• [ENTRIES SUPPLIED]
((

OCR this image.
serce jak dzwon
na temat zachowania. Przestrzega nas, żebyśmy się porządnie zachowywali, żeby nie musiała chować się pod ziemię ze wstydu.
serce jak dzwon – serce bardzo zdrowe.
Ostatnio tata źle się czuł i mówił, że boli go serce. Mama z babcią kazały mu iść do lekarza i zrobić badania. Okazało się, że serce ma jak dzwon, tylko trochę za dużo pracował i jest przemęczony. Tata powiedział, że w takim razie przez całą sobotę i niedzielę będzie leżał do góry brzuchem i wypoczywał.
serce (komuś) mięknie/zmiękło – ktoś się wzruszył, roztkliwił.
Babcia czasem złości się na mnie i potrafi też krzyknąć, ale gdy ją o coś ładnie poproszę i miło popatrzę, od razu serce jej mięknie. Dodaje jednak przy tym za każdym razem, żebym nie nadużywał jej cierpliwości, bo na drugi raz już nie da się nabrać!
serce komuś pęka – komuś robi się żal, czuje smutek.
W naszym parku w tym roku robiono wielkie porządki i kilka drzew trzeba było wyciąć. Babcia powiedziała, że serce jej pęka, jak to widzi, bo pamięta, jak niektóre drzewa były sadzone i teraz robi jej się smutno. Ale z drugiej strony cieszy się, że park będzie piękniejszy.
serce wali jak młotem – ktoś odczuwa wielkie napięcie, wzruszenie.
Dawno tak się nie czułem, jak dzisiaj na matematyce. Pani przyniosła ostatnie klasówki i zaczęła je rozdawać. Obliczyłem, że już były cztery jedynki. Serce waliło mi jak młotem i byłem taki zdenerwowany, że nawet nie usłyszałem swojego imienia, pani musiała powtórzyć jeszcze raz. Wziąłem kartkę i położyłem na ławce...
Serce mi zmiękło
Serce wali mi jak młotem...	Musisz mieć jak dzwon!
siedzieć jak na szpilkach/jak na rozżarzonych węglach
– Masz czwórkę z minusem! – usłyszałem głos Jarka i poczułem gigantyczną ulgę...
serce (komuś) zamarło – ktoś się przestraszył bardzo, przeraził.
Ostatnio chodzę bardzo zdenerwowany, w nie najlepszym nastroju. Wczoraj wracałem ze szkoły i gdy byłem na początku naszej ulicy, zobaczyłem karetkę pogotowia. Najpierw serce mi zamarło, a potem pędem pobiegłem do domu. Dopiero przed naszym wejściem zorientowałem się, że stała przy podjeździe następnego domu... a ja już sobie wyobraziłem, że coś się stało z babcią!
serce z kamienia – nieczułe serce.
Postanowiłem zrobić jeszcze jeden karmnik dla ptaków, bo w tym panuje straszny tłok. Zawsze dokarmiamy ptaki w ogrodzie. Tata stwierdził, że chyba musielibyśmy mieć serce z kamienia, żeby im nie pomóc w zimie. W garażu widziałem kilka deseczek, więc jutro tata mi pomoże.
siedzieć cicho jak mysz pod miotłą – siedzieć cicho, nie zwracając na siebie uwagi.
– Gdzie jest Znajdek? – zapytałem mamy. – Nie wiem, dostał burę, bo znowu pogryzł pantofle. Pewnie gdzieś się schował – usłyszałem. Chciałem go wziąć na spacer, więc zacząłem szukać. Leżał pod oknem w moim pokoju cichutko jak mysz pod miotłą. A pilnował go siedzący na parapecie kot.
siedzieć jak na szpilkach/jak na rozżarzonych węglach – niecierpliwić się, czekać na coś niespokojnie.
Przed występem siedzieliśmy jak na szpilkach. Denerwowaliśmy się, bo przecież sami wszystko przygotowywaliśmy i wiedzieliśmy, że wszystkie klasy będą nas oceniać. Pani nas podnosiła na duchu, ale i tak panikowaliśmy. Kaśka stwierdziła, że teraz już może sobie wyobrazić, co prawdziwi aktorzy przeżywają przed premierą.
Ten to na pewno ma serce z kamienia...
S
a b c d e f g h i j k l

))

• [WHAT THE TASK ASKS]
Give back all the data exactly as written.

• [TASK ANSWER]
OCR this image.
serce jak dzwon
na temat zachowania. Przestrzega nas, żebyśmy się porządnie zachowywali, żeby nie musiała chować się pod ziemię ze wstydu.
serce jak dzwon – serce bardzo zdrowe.
Ostatnio tata źle się czuł i mówił, że boli go serce. Mama z babcią kazały mu iść do lekarza i zrobić badania. Okazało się, że serce ma jak dzwon, tylko trochę za dużo pracował i jest przemęczony. Tata powiedział, że w takim razie przez całą sobotę i niedzielę będzie leżał do góry brzuchem i wypoczywał.
serce (komuś) mięknie/zmiękło – ktoś się wzruszył, roztkliwił.
Babcia czasem złości się na mnie i potrafi też krzyknąć, ale gdy ją o coś ładnie poproszę i miło popatrzę, od razu serce jej mięknie. Dodaje jednak przy tym za każdym razem, żebym nie nadużywał jej cierpliwości, bo na drugi raz już nie da się nabrać!
serce komuś pęka – komuś robi się żal, czuje smutek.
W naszym parku w tym roku robiono wielkie porządki i kilka drzew trzeba było wyciąć. Babcia powiedziała, że serce jej pęka, jak to widzi, bo pamięta, jak niektóre drzewa były sadzone i teraz robi jej się smutno. Ale z drugiej strony cieszy się, że park będzie piękniejszy.
serce wali jak młotem – ktoś odczuwa wielkie napięcie, wzruszenie.
Dawno tak się nie czułem, jak dzisiaj na matematyce. Pani przyniosła ostatnie klasówki i zaczęła je rozdawać. Obliczyłem, że już były cztery jedynki. Serce waliło mi jak młotem i byłem taki zdenerwowany, że nawet nie usłyszałem swojego imienia, pani musiała powtórzyć jeszcze raz. Wziąłem kartkę i położyłem na ławce...
Serce mi zmiękło
Serce wali mi jak młotem...	Musisz mieć jak dzwon!
siedzieć jak na szpilkach/jak na rozżarzonych węglach
– Masz czwórkę z minusem! – usłyszałem głos Jarka i poczułem gigantyczną ulgę...
serce (komuś) zamarło – ktoś się przestraszył bardzo, przeraził.
Ostatnio chodzę bardzo zdenerwowany, w nie najlepszym nastroju. Wczoraj wracałem ze szkoły i gdy byłem na początku naszej ulicy, zobaczyłem karetkę pogotowia. Najpierw serce mi zamarło, a potem pędem pobiegłem do domu. Dopiero przed naszym wejściem zorientowałem się, że stała przy podjeździe następnego domu... a ja już sobie wyobraziłem, że coś się stało z babcią!
serce z kamienia – nieczułe serce.
Postanowiłem zrobić jeszcze jeden karmnik dla ptaków, bo w tym panuje straszny tłok. Zawsze dokarmiamy ptaki w ogrodzie. Tata stwierdził, że chyba musielibyśmy mieć serce z kamienia, żeby im nie pomóc w zimie. W garażu widziałem kilka deseczek, więc jutro tata mi pomoże.
siedzieć cicho jak mysz pod miotłą – siedzieć cicho, nie zwracając na siebie uwagi.
– Gdzie jest Znajdek? – zapytałem mamy. – Nie wiem, dostał burę, bo znowu pogryzł pantofle. Pewnie gdzieś się schował – usłyszałem. Chciałem go wziąć na spacer, więc zacząłem szukać. Leżał pod oknem w moim pokoju cichutko jak mysz pod miotłą. A pilnował go siedzący na parapecie kot.
siedzieć jak na szpilkach/jak na rozżarzonych węglach – niecierpliwić się, czekać na coś niespokojnie.
Przed występem siedzieliśmy jak na szpilkach. Denerwowaliśmy się, bo przecież sami wszystko przygotowywaliśmy i wiedzieliśmy, że wszystkie klasy będą nas oceniać. Pani nas podnosiła na duchu, ale i tak panikowaliśmy. Kaśka stwierdziła, że teraz już może sobie wyobrazić, co prawdziwi aktorzy przeżywają przed premierą.
Ten to na pewno ma serce z kamienia...
S
a b c d e f g h i j k l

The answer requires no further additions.